### PROBLEM STATEMENT
Find the lines of data that contain the string "τους", then list them.

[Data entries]
+ + + +
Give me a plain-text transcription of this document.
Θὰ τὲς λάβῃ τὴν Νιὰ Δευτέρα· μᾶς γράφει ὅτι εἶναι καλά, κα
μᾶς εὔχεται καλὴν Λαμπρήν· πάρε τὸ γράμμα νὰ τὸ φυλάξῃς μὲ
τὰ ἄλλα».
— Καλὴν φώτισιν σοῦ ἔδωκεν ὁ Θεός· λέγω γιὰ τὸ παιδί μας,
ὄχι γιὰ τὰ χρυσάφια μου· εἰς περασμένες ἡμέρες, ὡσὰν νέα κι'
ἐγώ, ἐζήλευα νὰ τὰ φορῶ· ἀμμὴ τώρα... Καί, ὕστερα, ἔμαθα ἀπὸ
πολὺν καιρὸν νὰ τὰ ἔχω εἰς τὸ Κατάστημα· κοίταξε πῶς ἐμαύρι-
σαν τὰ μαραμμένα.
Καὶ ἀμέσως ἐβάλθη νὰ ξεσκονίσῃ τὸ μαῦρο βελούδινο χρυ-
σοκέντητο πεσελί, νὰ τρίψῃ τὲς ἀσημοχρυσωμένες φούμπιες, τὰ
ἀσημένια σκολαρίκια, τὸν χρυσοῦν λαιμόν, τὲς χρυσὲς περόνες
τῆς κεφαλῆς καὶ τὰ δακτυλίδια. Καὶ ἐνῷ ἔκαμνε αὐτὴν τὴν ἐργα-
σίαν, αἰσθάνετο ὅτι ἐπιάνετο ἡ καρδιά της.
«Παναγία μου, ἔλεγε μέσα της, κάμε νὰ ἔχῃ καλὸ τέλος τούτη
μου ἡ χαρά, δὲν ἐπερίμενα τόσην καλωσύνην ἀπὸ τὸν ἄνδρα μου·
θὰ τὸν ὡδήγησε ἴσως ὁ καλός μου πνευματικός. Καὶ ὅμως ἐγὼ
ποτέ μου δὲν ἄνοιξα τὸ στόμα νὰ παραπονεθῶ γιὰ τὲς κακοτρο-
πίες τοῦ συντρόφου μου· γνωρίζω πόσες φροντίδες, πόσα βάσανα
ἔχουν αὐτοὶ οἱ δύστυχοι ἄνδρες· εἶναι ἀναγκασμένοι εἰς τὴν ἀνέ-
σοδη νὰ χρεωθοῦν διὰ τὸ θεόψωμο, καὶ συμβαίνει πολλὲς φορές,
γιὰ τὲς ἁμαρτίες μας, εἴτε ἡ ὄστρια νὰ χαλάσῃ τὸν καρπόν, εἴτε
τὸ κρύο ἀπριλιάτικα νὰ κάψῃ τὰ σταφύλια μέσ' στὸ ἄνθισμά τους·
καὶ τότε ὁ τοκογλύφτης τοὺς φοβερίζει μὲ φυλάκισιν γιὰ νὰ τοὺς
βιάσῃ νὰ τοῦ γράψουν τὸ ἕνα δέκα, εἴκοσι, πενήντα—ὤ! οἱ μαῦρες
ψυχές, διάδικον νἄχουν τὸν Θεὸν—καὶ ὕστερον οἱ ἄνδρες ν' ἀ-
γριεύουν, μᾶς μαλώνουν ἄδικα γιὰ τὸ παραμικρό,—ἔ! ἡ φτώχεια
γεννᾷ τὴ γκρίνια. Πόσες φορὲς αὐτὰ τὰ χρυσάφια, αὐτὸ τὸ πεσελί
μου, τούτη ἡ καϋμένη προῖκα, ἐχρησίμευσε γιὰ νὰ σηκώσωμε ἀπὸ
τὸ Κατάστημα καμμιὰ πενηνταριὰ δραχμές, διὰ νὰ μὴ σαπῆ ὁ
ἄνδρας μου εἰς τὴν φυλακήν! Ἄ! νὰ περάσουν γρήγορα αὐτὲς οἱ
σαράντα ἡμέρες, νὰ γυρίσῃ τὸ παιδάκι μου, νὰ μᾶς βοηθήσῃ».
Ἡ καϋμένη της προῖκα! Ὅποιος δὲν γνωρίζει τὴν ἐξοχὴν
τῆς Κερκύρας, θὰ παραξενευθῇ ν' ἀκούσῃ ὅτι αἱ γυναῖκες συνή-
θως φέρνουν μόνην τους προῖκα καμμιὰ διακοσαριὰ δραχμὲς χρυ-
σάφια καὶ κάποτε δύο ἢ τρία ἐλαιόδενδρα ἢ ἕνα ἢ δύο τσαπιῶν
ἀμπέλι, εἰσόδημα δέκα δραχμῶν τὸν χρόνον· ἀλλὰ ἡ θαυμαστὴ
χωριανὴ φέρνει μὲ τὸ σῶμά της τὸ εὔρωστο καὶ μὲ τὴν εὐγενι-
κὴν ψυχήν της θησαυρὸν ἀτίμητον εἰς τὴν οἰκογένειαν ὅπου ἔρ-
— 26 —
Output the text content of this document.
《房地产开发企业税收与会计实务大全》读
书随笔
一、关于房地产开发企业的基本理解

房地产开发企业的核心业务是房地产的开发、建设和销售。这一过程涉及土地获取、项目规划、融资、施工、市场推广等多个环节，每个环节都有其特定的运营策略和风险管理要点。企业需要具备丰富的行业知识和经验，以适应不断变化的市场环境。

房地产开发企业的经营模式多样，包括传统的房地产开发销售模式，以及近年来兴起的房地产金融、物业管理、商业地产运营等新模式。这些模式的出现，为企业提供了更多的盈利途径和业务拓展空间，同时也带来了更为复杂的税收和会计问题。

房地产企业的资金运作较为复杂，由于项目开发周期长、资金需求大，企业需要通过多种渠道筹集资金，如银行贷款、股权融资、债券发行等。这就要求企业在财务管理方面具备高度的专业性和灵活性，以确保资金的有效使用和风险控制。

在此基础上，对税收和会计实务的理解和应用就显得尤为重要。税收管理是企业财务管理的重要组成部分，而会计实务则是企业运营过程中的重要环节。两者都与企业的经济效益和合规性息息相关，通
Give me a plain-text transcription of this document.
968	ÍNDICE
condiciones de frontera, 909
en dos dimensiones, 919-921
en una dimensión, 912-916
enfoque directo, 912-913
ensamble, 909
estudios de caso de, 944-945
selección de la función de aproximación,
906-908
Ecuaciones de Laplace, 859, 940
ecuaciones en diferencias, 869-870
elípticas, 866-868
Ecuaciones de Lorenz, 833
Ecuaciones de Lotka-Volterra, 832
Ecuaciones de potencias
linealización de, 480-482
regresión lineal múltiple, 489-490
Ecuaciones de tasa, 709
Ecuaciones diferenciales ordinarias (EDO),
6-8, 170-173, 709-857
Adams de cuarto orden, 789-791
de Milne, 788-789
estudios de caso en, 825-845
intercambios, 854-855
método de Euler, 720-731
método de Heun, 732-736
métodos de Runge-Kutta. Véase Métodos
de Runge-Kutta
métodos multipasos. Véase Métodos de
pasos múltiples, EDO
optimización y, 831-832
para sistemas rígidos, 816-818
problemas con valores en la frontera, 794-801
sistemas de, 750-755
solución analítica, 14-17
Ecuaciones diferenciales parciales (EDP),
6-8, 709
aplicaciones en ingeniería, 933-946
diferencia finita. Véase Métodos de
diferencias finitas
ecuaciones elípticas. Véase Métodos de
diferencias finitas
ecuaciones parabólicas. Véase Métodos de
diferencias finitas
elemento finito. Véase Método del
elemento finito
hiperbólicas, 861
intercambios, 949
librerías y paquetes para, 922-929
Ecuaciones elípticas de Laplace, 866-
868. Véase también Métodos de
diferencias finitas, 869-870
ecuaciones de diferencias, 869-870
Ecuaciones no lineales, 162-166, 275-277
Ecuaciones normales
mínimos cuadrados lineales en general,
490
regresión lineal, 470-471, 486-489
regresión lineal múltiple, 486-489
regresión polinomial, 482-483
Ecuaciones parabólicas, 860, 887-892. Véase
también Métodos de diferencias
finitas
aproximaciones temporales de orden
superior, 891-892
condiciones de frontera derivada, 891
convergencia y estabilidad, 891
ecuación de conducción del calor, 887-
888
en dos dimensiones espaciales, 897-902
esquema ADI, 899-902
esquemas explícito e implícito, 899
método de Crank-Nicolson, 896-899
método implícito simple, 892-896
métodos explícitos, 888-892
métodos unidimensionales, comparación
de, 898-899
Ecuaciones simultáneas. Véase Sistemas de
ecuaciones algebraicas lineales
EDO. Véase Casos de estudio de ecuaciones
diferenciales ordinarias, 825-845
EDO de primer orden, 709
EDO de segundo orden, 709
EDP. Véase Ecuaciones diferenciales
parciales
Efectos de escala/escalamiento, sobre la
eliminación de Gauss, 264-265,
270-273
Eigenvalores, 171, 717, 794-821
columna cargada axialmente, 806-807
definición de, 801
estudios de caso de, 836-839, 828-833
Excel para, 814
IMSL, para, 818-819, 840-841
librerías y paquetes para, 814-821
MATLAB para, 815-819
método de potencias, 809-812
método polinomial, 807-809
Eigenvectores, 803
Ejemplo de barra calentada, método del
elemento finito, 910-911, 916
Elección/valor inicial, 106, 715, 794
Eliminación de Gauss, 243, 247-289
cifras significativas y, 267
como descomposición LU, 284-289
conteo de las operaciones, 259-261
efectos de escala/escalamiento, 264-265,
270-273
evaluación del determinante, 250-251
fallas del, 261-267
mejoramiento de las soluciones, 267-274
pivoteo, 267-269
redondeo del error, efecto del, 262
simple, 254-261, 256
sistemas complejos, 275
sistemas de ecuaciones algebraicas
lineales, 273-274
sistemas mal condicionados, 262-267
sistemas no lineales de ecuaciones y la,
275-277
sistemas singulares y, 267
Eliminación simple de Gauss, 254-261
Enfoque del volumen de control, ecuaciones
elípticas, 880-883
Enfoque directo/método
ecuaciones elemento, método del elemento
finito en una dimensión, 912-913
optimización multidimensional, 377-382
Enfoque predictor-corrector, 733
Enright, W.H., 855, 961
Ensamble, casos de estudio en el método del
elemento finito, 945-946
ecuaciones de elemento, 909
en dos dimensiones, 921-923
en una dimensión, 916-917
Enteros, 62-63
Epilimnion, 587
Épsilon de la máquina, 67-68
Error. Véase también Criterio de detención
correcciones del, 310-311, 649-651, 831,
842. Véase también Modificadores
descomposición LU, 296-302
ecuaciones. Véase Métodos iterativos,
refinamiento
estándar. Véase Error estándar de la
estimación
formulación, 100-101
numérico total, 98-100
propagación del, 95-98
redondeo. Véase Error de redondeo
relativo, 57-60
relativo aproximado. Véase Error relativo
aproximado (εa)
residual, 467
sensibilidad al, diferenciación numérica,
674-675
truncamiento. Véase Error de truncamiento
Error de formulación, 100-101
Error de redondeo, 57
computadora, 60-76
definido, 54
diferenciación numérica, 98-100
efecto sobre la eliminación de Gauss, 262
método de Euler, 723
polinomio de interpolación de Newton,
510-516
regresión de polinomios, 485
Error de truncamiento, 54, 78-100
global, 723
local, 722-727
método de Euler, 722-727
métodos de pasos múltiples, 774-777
+ + + +
### FULL OUTPUT
τὸ κρύο ἀπριλιάτικα νὰ κάψῃ τὰ σταφύλια μέσ' στὸ ἄνθισμά τους·
θως φέρνουν μόνην τους προῖκα καμμιὰ διακοσαριὰ δραχμὲς χρυ-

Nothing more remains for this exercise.